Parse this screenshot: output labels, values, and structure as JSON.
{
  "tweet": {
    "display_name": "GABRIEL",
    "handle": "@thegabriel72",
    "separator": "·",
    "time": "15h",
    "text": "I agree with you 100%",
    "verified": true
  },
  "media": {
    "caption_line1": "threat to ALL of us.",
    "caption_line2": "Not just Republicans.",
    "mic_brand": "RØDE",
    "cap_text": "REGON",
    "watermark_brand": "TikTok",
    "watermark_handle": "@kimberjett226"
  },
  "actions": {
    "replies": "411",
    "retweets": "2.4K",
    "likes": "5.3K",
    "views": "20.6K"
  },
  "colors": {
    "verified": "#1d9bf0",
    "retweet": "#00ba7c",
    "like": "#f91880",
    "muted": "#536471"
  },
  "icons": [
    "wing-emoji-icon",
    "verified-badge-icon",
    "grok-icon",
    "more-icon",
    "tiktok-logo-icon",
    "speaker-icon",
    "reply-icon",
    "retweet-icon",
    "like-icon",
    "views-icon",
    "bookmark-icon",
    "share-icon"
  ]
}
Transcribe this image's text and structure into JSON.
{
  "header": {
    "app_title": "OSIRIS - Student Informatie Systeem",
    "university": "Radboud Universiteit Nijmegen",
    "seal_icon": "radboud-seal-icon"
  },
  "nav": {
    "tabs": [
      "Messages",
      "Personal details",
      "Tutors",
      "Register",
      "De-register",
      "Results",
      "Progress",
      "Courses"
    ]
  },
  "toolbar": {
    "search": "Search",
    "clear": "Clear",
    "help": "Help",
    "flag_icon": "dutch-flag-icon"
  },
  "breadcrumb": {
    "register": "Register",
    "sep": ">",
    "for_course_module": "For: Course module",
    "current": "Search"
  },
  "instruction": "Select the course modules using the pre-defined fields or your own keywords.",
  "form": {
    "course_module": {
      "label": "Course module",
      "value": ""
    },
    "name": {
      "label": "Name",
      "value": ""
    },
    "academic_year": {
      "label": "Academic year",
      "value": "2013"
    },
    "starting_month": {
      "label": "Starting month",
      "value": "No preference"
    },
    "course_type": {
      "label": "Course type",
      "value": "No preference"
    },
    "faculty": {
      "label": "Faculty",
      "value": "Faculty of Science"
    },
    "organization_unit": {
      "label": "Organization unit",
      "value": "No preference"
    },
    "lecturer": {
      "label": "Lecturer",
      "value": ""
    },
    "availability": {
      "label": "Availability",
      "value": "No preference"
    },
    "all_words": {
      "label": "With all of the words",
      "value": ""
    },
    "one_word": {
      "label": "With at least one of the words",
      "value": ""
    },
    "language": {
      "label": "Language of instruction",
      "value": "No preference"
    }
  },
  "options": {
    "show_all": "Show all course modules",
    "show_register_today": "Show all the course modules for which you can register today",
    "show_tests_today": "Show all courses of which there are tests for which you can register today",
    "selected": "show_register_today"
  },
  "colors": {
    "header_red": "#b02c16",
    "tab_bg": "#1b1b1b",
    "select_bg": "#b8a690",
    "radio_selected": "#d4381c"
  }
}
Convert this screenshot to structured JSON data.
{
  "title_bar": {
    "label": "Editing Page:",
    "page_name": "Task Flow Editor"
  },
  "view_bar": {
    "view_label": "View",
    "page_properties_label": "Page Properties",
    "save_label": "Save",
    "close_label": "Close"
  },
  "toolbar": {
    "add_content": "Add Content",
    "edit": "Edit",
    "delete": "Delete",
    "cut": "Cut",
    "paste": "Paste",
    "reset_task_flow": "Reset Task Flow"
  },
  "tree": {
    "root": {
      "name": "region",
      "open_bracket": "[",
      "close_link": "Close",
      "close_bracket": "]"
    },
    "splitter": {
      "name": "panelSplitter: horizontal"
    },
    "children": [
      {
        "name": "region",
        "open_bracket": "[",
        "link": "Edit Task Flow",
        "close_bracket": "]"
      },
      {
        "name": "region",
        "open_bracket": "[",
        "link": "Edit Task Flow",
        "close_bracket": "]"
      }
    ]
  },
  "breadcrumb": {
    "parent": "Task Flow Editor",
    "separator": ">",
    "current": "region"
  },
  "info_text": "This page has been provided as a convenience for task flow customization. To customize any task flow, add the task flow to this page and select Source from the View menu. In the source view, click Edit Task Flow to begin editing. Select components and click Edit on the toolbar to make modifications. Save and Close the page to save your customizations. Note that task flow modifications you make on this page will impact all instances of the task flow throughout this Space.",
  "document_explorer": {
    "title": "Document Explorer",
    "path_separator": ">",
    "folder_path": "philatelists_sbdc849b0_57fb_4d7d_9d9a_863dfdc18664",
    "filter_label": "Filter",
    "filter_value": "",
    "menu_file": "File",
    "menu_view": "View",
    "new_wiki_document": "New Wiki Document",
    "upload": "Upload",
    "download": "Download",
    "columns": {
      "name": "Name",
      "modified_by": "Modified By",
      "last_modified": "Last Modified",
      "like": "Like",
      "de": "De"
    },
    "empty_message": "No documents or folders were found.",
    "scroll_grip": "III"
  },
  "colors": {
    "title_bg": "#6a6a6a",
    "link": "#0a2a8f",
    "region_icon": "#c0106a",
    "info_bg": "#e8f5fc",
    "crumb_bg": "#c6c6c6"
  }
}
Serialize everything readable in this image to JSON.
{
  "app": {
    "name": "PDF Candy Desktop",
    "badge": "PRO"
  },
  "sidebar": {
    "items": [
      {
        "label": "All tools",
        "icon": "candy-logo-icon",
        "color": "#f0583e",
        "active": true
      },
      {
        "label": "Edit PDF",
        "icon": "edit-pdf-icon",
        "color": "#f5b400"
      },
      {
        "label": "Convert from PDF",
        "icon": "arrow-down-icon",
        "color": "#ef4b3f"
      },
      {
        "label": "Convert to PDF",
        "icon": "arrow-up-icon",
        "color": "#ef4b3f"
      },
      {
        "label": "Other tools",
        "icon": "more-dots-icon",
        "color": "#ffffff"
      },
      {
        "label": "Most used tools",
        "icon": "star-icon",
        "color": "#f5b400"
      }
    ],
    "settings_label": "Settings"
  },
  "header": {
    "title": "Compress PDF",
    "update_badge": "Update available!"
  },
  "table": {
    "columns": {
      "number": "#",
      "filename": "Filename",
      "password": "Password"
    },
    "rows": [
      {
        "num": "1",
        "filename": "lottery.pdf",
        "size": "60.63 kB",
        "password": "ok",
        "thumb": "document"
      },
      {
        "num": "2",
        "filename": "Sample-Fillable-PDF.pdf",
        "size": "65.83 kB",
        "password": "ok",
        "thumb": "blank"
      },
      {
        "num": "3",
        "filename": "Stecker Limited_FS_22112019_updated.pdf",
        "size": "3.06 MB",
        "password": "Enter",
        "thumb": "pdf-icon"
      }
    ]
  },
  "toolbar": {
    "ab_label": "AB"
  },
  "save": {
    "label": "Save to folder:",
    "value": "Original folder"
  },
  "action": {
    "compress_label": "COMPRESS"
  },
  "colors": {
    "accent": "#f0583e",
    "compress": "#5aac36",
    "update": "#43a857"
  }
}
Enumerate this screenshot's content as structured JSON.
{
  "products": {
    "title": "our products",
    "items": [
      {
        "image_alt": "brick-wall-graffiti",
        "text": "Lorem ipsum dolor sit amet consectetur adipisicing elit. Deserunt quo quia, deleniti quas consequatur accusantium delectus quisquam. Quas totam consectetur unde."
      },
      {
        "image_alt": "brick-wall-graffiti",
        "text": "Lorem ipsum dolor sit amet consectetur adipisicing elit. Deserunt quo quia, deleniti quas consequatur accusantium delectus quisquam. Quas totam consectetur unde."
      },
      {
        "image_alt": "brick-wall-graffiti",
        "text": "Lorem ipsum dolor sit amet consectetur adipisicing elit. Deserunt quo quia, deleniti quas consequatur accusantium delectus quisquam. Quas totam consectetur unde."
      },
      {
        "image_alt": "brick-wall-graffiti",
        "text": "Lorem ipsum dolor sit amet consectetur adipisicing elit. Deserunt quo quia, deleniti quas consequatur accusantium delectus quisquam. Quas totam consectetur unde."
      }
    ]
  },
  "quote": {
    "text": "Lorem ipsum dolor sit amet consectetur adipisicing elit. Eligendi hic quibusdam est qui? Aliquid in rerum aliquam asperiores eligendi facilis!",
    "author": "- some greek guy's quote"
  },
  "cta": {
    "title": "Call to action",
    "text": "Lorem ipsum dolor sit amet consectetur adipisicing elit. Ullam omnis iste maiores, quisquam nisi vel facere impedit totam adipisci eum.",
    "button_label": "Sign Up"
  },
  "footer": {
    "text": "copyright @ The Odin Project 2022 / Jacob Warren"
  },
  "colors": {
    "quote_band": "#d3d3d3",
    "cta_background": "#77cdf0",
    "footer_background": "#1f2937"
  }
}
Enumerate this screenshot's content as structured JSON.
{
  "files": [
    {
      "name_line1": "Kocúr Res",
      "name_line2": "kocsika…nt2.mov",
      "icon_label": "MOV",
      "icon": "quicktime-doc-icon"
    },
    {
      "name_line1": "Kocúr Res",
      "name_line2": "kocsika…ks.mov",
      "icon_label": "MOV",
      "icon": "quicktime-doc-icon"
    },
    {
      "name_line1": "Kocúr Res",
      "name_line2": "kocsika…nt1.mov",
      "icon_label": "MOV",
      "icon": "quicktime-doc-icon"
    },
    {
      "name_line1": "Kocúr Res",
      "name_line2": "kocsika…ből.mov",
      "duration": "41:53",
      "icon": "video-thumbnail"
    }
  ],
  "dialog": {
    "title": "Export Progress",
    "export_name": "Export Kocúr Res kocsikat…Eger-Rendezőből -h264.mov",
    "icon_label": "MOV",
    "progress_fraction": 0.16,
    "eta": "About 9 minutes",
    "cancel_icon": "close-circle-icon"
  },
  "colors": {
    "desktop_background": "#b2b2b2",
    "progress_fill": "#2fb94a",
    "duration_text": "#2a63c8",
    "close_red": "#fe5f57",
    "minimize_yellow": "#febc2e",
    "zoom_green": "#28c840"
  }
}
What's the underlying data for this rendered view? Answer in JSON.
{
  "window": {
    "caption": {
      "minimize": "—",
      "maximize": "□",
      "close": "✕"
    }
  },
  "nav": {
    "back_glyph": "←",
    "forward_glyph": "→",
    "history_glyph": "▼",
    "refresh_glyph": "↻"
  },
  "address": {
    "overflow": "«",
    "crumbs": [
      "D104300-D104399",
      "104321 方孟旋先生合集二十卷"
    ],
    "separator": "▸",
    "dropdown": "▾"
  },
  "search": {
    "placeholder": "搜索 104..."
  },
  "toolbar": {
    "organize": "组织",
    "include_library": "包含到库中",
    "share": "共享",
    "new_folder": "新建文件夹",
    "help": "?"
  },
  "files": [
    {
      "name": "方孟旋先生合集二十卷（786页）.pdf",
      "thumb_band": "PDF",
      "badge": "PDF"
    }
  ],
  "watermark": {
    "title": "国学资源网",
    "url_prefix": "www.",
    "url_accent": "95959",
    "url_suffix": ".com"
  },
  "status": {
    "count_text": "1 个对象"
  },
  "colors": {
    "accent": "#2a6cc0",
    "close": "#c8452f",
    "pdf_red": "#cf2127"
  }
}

**WRITTEN REQUEST**:
Copy out each line that contains the word "方孟旋先生合集二十卷".

**TASK SOLUTION**:
      "104321 方孟旋先生合集二十卷"
      "name": "方孟旋先生合集二十卷（786页）.pdf",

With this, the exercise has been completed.